Using the records provided below, locate and copy each line that contains the word "title".
** start **
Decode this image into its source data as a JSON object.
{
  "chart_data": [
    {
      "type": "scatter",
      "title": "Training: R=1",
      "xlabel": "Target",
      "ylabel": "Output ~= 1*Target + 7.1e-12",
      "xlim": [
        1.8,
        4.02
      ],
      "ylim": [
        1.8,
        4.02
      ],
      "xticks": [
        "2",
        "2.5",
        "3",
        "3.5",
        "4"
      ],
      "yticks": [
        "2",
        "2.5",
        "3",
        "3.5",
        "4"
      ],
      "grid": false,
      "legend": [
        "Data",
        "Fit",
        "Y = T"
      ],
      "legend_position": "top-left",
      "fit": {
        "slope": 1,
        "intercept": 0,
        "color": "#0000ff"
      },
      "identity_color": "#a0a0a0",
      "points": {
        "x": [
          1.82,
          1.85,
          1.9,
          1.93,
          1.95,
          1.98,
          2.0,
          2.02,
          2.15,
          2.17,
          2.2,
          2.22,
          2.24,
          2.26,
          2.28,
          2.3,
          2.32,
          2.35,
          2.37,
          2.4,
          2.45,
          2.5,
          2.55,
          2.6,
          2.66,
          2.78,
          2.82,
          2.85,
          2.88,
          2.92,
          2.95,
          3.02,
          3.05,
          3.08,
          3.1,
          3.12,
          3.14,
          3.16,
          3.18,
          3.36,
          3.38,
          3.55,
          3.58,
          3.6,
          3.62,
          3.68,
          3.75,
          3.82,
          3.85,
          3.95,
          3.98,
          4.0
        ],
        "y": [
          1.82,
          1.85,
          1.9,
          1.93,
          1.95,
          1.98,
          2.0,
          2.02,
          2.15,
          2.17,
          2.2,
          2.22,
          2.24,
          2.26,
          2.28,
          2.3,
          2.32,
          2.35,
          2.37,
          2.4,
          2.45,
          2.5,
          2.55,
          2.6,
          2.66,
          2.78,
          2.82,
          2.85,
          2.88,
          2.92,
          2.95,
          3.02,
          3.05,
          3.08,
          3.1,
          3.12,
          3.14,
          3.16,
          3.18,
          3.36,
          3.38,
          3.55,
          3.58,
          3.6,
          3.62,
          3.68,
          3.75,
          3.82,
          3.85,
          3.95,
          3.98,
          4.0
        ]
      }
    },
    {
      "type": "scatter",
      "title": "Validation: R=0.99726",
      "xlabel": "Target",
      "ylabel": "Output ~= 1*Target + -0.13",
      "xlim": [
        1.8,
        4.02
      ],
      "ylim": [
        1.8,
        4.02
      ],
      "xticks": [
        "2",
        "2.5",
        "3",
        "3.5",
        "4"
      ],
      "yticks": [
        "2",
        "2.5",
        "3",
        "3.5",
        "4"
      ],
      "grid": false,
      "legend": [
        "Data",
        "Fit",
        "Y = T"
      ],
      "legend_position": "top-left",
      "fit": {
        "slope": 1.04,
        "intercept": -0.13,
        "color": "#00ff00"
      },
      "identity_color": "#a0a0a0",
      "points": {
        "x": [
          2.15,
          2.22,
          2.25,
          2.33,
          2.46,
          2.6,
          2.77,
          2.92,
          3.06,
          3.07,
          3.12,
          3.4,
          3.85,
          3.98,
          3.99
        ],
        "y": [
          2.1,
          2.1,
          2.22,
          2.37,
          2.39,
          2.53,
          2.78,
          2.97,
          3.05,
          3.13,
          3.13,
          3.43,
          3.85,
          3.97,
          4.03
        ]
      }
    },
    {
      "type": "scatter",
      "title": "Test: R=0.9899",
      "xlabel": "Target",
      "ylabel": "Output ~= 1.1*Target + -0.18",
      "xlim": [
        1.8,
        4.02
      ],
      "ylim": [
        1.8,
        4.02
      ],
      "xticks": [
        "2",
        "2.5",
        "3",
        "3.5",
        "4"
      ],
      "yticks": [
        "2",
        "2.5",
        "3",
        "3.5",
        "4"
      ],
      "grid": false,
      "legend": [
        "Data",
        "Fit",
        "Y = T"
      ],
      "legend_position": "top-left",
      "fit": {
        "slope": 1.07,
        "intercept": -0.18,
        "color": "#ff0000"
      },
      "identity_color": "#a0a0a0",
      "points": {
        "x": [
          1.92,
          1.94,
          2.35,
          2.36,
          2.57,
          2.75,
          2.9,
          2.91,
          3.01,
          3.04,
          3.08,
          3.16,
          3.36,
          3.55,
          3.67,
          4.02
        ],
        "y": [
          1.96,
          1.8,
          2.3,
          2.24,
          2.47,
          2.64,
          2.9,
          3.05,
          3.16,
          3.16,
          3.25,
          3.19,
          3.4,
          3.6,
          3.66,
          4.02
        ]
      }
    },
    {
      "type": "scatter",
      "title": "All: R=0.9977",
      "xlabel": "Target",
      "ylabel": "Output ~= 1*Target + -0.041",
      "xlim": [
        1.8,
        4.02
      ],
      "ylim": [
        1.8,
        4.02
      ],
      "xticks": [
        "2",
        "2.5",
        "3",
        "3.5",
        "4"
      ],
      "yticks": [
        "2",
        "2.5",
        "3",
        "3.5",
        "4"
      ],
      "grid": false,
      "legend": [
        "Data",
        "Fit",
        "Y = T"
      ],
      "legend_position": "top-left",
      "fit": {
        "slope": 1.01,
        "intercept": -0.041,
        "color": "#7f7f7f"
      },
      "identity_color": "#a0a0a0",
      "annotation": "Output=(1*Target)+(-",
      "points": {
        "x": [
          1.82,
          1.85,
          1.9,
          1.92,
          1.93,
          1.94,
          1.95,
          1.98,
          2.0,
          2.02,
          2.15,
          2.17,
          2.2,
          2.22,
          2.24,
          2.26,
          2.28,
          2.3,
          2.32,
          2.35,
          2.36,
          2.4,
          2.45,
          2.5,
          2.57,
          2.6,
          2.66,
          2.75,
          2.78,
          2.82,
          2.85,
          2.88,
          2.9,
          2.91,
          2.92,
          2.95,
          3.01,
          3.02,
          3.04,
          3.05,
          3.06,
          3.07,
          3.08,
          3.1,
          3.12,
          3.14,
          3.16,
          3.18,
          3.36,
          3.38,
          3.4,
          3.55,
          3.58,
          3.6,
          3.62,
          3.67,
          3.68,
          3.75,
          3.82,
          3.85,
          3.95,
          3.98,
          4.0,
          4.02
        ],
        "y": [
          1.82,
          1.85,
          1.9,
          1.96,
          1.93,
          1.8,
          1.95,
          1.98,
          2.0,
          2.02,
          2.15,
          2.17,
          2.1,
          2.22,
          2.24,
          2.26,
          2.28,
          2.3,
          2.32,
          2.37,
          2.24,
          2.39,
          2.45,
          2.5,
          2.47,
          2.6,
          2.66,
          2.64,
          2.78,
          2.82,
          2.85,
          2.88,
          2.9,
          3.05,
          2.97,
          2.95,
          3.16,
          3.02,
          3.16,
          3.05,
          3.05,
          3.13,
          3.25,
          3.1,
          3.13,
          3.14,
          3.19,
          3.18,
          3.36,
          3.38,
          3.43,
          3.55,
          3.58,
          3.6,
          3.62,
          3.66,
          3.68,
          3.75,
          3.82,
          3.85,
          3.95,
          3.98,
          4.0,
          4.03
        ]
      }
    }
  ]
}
** end **
Exercise answer:
      "title": "Training: R=1",
      "title": "Validation: R=0.99726",
      "title": "Test: R=0.9899",
      "title": "All: R=0.9977",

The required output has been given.